For each line of the data below that holds "main", copy the line.

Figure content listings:
###

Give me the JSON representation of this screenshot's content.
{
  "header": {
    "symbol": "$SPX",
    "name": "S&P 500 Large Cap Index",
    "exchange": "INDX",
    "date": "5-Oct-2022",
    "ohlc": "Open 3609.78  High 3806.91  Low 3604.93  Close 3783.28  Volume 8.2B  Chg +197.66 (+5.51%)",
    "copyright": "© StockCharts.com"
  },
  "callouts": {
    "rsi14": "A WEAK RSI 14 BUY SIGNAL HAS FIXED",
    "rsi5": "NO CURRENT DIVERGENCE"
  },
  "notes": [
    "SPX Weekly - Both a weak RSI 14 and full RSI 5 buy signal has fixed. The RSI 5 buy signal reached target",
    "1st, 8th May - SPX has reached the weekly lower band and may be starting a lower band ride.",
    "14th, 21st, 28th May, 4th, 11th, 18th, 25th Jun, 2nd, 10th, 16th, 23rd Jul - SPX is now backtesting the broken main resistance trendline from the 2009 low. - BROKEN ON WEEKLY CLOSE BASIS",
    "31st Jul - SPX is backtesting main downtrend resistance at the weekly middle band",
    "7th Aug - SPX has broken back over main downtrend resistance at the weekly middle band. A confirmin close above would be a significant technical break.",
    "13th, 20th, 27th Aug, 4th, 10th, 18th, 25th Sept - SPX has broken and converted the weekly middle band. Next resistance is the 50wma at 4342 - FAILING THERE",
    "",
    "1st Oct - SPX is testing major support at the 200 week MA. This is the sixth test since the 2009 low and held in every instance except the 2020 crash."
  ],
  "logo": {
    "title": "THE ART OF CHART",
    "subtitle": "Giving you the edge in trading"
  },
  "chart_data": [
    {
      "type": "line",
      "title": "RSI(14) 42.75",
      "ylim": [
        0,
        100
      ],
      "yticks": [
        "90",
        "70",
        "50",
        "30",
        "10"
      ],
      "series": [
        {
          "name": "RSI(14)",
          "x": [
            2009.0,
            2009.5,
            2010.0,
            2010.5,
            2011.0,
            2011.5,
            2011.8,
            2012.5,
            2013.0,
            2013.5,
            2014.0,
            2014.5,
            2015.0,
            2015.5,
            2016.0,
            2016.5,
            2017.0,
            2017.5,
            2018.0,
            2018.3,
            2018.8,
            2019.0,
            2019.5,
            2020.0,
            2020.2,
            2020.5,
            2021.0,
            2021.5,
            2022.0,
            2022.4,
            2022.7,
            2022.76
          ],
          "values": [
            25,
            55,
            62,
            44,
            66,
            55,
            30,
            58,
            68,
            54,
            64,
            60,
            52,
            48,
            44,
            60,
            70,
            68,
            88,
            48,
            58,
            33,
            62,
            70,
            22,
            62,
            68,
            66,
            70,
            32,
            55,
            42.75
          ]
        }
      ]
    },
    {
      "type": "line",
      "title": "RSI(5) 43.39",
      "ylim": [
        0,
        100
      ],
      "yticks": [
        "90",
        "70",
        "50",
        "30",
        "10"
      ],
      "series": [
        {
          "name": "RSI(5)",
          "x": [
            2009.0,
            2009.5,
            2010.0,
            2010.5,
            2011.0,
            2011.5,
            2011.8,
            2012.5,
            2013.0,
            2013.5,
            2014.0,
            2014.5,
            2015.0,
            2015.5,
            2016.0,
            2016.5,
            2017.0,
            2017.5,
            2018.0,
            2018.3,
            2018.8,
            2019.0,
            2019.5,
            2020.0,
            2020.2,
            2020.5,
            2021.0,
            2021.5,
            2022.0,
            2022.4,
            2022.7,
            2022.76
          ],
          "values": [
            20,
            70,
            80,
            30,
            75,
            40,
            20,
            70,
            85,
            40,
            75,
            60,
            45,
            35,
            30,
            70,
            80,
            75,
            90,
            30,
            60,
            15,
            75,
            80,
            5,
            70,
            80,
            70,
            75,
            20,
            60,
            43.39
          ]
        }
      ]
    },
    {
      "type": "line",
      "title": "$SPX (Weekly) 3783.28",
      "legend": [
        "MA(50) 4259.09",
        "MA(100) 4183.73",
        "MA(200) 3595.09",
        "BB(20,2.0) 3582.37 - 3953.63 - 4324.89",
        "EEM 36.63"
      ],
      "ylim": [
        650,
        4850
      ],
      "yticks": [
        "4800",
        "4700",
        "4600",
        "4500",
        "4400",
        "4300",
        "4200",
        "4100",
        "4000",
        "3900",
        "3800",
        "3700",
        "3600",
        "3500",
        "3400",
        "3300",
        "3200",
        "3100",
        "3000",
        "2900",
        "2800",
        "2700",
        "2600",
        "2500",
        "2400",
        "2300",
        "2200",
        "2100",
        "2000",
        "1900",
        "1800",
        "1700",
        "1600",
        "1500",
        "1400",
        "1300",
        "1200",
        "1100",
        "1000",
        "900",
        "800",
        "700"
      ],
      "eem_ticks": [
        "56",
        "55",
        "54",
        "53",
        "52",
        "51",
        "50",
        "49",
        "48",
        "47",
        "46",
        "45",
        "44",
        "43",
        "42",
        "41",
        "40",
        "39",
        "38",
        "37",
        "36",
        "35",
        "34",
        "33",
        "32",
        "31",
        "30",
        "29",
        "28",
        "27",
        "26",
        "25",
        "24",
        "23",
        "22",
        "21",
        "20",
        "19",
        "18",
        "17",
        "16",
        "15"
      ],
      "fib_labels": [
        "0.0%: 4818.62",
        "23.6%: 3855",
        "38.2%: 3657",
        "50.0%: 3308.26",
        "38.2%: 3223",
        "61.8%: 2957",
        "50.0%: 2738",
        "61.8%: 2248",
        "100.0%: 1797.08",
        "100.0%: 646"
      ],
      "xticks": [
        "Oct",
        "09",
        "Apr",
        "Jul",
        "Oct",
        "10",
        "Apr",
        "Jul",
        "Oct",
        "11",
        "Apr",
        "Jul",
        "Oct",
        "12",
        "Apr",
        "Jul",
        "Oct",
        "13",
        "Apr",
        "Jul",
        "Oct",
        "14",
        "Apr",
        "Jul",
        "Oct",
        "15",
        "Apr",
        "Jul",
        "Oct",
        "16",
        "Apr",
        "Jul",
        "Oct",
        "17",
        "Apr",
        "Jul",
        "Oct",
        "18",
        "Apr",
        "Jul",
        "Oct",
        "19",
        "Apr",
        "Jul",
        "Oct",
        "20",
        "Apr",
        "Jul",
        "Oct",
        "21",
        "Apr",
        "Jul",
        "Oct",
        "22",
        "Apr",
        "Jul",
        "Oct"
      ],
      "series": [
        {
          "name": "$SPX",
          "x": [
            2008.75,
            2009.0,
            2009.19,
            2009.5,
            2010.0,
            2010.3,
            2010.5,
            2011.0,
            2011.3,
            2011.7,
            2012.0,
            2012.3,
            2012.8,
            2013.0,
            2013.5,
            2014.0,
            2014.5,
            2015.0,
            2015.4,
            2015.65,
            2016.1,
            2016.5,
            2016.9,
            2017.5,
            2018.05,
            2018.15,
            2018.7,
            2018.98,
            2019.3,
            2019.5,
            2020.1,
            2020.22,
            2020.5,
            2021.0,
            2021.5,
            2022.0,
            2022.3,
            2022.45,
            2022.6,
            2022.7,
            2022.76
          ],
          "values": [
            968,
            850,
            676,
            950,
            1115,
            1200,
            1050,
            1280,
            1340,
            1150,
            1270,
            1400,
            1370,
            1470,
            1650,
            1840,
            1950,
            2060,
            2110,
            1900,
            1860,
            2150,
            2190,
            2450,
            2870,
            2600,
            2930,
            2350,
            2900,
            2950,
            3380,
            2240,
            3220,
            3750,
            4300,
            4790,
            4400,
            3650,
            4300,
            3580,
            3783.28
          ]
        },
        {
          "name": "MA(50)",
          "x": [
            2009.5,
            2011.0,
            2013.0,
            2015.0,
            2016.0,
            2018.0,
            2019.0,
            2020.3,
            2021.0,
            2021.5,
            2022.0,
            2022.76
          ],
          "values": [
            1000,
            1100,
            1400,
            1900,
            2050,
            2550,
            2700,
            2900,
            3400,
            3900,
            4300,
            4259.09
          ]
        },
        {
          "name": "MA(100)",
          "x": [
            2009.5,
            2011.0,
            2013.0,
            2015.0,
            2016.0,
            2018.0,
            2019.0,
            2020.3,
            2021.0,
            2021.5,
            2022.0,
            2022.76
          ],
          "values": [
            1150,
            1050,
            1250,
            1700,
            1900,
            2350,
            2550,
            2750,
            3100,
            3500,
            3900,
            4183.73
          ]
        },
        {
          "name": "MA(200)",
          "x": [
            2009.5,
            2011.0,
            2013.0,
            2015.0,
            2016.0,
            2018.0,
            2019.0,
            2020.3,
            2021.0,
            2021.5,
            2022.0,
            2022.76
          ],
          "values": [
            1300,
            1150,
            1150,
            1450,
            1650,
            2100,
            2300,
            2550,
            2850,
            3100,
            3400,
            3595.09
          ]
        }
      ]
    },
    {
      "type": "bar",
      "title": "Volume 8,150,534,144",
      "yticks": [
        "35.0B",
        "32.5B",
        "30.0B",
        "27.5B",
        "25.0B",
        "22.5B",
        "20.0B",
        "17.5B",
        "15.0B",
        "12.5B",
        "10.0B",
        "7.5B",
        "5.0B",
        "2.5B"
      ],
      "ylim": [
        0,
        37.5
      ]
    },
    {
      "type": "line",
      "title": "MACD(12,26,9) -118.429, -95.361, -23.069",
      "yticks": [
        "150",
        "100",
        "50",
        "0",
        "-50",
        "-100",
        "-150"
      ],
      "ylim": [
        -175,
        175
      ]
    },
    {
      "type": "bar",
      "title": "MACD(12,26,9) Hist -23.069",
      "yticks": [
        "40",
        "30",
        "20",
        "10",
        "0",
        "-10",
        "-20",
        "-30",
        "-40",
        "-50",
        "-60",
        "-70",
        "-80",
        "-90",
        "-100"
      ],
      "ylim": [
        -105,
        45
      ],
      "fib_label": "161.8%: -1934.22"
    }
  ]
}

###

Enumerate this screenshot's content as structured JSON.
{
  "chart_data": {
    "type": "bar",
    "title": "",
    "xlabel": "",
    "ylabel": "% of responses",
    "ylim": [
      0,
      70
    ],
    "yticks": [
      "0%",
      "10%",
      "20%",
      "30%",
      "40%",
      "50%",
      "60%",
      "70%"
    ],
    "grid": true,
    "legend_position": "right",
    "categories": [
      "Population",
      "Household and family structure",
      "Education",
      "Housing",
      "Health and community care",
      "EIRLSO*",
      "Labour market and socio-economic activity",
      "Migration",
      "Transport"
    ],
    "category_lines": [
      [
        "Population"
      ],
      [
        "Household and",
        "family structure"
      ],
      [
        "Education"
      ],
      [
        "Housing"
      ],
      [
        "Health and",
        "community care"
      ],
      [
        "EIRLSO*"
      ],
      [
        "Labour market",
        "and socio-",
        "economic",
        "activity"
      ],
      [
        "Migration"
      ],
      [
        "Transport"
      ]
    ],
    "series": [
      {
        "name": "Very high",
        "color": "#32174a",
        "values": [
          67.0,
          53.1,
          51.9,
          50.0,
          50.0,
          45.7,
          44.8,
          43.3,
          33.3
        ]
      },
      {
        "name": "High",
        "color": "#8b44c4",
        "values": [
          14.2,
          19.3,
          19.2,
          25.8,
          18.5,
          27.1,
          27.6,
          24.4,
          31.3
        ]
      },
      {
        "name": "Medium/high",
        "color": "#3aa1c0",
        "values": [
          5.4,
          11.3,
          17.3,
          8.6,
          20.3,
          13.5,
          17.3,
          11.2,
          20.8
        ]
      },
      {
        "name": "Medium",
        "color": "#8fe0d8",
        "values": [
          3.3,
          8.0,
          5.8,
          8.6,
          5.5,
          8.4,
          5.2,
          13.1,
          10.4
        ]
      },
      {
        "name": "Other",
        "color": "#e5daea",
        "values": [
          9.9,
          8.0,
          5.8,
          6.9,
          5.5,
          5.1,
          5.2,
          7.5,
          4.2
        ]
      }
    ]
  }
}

###

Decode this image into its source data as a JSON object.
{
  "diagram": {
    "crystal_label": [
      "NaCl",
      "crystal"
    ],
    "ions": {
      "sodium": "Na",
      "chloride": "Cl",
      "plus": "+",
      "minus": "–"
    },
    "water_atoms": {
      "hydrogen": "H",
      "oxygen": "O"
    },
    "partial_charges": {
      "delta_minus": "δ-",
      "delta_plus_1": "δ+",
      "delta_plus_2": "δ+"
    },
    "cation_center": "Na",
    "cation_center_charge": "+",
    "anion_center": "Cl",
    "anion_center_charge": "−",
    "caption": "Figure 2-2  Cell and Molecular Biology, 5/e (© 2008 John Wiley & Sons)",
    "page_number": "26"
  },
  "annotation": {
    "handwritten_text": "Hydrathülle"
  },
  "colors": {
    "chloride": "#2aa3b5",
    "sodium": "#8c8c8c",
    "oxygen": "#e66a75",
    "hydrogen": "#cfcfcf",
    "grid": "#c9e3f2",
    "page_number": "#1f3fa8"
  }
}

###

* [Result]:
    "14th, 21st, 28th May, 4th, 11th, 18th, 25th Jun, 2nd, 10th, 16th, 23rd Jul - SPX is now backtesting the broken main resistance trendline from the 2009 low. - BROKEN ON WEEKLY CLOSE BASIS",
    "31st Jul - SPX is backtesting main downtrend resistance at the weekly middle band",
    "7th Aug - SPX has broken back over main downtrend resistance at the weekly middle band. A confirmin close above would be a significant technical break.",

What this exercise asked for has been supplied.